## Provided entries

=-=-=

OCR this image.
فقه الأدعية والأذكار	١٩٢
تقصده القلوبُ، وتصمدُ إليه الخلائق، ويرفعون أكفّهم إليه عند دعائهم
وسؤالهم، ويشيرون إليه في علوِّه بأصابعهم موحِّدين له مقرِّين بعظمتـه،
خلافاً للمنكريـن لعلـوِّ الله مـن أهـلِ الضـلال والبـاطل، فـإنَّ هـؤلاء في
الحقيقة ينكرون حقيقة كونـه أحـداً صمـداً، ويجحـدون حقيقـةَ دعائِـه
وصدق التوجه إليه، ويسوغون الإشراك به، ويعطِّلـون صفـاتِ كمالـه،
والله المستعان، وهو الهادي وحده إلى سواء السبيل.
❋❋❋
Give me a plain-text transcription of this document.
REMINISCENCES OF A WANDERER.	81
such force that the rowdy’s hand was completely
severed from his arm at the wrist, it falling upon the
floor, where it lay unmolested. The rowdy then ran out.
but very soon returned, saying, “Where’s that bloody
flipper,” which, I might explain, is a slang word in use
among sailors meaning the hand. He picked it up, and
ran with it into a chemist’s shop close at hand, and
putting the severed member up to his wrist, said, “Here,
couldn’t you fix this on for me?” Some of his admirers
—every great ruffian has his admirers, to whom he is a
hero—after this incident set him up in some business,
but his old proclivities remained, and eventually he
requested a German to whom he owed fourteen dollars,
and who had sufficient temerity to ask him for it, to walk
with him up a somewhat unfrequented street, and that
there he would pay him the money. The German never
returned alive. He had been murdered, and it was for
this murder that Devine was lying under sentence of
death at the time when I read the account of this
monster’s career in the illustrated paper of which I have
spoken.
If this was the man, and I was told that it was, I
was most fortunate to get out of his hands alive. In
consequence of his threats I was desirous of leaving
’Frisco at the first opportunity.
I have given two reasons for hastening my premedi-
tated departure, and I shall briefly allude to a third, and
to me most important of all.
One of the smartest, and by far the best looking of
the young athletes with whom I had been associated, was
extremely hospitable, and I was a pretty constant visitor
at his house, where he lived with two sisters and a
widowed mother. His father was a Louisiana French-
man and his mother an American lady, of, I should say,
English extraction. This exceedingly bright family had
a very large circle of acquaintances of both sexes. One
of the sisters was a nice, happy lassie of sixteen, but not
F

=-=-=

## What the task requires
Set down each entry again, unchanged.

## Solution
OCR this image.
فقه الأدعية والأذكار	١٩٢
تقصده القلوبُ، وتصمدُ إليه الخلائق، ويرفعون أكفّهم إليه عند دعائهم
وسؤالهم، ويشيرون إليه في علوِّه بأصابعهم موحِّدين له مقرِّين بعظمتـه،
خلافاً للمنكريـن لعلـوِّ الله مـن أهـلِ الضـلال والبـاطل، فـإنَّ هـؤلاء في
الحقيقة ينكرون حقيقة كونـه أحـداً صمـداً، ويجحـدون حقيقـةَ دعائِـه
وصدق التوجه إليه، ويسوغون الإشراك به، ويعطِّلـون صفـاتِ كمالـه،
والله المستعان، وهو الهادي وحده إلى سواء السبيل.
❋❋❋
Give me a plain-text transcription of this document.
REMINISCENCES OF A WANDERER.	81
such force that the rowdy’s hand was completely
severed from his arm at the wrist, it falling upon the
floor, where it lay unmolested. The rowdy then ran out.
but very soon returned, saying, “Where’s that bloody
flipper,” which, I might explain, is a slang word in use
among sailors meaning the hand. He picked it up, and
ran with it into a chemist’s shop close at hand, and
putting the severed member up to his wrist, said, “Here,
couldn’t you fix this on for me?” Some of his admirers
—every great ruffian has his admirers, to whom he is a
hero—after this incident set him up in some business,
but his old proclivities remained, and eventually he
requested a German to whom he owed fourteen dollars,
and who had sufficient temerity to ask him for it, to walk
with him up a somewhat unfrequented street, and that
there he would pay him the money. The German never
returned alive. He had been murdered, and it was for
this murder that Devine was lying under sentence of
death at the time when I read the account of this
monster’s career in the illustrated paper of which I have
spoken.
If this was the man, and I was told that it was, I
was most fortunate to get out of his hands alive. In
consequence of his threats I was desirous of leaving
’Frisco at the first opportunity.
I have given two reasons for hastening my premedi-
tated departure, and I shall briefly allude to a third, and
to me most important of all.
One of the smartest, and by far the best looking of
the young athletes with whom I had been associated, was
extremely hospitable, and I was a pretty constant visitor
at his house, where he lived with two sisters and a
widowed mother. His father was a Louisiana French-
man and his mother an American lady, of, I should say,
English extraction. This exceedingly bright family had
a very large circle of acquaintances of both sexes. One
of the sisters was a nice, happy lassie of sixteen, but not
F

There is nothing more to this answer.